Records contained in a dataset:
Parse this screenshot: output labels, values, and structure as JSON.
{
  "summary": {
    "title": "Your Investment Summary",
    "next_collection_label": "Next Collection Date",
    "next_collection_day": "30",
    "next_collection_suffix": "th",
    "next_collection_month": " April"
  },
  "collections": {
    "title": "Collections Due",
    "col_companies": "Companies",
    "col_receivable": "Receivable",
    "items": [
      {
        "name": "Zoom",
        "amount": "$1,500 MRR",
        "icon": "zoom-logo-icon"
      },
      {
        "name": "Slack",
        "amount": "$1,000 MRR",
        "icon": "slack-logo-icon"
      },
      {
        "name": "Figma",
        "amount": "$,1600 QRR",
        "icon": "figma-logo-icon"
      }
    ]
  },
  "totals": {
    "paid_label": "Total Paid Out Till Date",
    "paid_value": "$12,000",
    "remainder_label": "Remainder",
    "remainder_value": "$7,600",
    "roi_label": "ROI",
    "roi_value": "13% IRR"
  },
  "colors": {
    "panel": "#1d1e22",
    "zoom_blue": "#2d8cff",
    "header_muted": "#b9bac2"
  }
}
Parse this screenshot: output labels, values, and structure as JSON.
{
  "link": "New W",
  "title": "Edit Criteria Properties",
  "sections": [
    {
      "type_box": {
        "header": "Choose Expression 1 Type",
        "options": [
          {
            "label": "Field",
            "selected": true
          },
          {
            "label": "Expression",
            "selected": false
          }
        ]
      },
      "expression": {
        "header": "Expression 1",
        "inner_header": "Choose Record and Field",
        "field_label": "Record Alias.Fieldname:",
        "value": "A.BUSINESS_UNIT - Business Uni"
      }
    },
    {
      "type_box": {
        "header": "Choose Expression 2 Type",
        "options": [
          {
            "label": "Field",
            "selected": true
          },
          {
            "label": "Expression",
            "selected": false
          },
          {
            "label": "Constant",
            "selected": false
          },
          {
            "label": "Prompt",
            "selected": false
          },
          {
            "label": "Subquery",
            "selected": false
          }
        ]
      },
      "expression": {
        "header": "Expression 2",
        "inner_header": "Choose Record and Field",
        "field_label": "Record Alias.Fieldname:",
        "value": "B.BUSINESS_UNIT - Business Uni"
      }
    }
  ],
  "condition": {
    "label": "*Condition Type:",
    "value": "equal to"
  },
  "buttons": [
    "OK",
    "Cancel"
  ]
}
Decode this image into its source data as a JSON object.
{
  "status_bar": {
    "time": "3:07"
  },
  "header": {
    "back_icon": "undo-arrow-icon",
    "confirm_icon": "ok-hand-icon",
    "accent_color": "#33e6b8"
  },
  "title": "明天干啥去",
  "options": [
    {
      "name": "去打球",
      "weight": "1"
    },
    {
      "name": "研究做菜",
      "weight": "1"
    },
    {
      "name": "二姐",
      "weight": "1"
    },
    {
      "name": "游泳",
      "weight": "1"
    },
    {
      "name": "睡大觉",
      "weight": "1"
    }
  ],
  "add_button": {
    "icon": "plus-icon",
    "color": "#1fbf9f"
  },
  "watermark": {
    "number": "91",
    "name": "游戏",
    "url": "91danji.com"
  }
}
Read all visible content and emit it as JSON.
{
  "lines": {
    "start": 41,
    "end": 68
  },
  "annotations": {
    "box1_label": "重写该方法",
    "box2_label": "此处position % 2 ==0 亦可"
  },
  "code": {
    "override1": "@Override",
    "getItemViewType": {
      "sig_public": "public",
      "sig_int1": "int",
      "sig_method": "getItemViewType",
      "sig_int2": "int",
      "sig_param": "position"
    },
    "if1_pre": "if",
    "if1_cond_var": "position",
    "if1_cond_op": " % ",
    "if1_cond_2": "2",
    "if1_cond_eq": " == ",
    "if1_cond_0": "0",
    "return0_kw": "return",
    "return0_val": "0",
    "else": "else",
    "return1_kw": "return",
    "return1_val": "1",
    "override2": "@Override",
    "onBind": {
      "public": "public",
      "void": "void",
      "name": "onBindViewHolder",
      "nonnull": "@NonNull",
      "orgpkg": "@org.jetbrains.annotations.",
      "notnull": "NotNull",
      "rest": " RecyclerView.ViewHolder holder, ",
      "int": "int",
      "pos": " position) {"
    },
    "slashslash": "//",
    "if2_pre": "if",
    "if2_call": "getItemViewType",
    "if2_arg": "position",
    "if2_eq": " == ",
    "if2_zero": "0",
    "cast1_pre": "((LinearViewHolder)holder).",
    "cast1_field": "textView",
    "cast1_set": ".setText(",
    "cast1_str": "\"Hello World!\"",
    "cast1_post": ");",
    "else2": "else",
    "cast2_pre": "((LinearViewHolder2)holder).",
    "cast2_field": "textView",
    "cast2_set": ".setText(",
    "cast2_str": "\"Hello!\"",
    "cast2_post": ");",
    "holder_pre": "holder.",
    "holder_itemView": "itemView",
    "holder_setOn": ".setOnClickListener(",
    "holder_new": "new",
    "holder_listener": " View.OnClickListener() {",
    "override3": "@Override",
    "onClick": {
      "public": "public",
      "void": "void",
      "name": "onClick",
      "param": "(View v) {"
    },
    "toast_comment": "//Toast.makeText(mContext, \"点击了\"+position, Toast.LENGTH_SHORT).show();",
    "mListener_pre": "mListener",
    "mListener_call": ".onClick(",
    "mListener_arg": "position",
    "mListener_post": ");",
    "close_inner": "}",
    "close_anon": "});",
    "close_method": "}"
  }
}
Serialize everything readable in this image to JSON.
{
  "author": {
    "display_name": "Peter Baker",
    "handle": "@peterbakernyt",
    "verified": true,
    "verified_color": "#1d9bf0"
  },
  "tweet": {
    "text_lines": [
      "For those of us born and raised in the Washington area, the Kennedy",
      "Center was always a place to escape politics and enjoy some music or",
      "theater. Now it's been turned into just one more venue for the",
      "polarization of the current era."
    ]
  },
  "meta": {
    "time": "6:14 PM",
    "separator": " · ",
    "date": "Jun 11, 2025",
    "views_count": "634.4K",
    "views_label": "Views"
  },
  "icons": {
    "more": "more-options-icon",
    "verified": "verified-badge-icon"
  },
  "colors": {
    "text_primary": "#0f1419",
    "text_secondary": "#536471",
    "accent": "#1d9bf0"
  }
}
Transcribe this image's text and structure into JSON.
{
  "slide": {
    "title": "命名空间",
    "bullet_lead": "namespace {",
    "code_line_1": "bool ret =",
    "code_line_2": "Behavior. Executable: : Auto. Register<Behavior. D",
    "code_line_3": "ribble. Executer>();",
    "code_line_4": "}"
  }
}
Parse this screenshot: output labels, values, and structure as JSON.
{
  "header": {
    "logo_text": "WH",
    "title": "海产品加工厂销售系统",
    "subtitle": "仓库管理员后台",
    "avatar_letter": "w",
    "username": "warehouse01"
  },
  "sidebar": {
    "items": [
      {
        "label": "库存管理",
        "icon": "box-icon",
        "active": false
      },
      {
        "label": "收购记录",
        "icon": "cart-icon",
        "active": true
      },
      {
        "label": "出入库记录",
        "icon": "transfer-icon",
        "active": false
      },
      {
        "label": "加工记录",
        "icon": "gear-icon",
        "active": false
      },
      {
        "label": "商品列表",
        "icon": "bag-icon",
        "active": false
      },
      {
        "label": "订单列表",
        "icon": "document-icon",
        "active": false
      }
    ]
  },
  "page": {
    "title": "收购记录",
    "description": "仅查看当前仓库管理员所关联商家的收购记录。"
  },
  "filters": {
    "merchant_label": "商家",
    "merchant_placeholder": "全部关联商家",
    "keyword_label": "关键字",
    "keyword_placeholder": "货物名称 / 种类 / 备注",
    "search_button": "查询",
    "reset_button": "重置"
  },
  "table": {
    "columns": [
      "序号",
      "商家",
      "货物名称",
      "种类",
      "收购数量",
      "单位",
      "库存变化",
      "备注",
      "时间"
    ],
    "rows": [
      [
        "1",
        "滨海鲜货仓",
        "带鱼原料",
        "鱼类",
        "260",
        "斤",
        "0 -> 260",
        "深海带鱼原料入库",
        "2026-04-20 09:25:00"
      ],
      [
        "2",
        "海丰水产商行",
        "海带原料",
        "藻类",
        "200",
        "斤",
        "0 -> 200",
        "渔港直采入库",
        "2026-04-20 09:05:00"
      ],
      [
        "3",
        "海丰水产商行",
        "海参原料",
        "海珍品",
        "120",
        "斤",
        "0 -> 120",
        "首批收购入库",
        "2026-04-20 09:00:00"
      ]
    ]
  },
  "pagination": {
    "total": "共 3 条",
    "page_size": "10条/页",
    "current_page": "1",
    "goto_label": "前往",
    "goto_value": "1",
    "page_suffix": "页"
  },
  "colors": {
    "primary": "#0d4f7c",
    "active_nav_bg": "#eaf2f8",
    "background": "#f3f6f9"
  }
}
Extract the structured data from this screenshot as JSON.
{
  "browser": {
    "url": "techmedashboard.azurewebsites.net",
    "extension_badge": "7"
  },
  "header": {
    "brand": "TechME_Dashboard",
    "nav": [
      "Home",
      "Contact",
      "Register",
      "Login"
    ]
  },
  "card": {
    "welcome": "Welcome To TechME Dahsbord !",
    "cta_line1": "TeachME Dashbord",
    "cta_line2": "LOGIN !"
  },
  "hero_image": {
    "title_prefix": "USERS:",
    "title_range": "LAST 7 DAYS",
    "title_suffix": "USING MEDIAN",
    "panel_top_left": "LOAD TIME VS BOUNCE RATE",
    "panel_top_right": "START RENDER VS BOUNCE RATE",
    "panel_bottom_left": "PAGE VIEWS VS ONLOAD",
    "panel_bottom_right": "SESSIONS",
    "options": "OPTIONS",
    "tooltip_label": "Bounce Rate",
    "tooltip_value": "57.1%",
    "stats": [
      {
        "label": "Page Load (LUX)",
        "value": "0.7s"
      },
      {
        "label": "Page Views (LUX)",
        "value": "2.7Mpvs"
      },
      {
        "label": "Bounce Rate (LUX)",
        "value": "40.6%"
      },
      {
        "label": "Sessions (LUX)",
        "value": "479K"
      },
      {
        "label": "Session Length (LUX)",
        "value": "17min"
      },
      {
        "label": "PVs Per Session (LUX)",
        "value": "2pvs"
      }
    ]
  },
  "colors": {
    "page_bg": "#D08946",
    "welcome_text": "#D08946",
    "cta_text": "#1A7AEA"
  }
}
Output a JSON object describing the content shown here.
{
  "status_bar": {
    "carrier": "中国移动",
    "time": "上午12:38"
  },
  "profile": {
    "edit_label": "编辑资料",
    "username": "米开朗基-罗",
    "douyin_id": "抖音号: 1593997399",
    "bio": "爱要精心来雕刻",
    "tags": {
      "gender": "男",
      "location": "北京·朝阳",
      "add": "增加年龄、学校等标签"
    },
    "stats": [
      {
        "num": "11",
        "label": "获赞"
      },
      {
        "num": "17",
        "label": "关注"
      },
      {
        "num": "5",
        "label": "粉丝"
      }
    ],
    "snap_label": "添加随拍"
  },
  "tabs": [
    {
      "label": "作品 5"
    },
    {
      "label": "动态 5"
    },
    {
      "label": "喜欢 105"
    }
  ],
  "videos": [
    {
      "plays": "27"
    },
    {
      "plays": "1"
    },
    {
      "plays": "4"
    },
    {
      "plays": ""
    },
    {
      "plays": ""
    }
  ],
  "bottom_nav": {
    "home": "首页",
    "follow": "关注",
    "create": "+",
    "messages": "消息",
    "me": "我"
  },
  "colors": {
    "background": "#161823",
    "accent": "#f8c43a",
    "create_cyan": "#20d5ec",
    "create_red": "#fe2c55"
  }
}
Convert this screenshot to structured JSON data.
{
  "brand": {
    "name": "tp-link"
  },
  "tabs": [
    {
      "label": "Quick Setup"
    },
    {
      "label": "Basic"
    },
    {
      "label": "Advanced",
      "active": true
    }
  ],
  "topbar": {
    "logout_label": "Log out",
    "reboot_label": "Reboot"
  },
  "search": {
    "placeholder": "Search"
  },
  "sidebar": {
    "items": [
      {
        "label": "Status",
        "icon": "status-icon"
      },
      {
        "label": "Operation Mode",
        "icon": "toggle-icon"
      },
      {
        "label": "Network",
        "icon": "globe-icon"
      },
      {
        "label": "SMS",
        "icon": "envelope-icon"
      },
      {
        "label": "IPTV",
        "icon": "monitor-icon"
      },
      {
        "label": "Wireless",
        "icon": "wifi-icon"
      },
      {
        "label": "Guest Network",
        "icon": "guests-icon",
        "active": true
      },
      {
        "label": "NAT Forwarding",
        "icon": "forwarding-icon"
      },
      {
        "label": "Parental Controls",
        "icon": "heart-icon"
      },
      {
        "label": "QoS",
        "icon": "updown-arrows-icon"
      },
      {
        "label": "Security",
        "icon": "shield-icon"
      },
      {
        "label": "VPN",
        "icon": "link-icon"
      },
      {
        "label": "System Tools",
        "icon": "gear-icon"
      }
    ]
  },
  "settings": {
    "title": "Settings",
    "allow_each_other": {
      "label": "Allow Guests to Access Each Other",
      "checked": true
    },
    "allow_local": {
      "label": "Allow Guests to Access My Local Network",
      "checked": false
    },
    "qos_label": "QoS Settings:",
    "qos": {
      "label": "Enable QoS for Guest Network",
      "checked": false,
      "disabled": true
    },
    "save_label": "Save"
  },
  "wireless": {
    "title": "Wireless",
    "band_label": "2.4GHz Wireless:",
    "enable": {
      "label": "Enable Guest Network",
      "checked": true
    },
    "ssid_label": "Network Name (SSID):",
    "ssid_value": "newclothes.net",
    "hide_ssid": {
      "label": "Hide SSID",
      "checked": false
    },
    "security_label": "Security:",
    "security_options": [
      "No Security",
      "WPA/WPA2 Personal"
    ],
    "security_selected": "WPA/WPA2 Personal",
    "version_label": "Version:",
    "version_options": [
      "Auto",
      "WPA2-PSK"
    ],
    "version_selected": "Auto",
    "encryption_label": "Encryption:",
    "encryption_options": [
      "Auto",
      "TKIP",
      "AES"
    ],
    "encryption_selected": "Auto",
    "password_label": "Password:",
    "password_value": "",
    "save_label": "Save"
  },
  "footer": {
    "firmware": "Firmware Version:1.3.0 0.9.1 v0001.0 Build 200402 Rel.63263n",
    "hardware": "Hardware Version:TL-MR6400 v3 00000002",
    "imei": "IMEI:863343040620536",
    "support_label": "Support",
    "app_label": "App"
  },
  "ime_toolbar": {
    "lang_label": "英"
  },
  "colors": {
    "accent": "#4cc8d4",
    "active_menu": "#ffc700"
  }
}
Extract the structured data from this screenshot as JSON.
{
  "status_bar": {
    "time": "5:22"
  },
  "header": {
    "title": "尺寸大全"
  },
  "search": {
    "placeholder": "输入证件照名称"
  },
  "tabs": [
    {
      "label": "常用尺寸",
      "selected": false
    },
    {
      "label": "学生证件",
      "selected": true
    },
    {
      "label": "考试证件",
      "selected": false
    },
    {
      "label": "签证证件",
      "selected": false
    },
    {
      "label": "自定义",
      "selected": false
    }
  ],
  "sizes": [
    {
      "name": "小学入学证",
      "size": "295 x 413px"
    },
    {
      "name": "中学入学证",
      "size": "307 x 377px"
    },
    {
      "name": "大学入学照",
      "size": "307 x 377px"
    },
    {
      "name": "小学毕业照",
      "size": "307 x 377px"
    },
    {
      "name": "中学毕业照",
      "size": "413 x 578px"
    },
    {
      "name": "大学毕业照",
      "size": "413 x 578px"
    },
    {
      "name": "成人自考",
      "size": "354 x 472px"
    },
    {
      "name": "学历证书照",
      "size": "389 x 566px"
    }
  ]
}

What you are asked to do:
Go through the records and gather the lines that hold "true".

Output of the task:
            "selected": true
            "selected": true
    "verified": true,
        "active": true
      "active": true
        "active": true
      "checked": true
      "disabled": true
      "checked": true
      "selected": true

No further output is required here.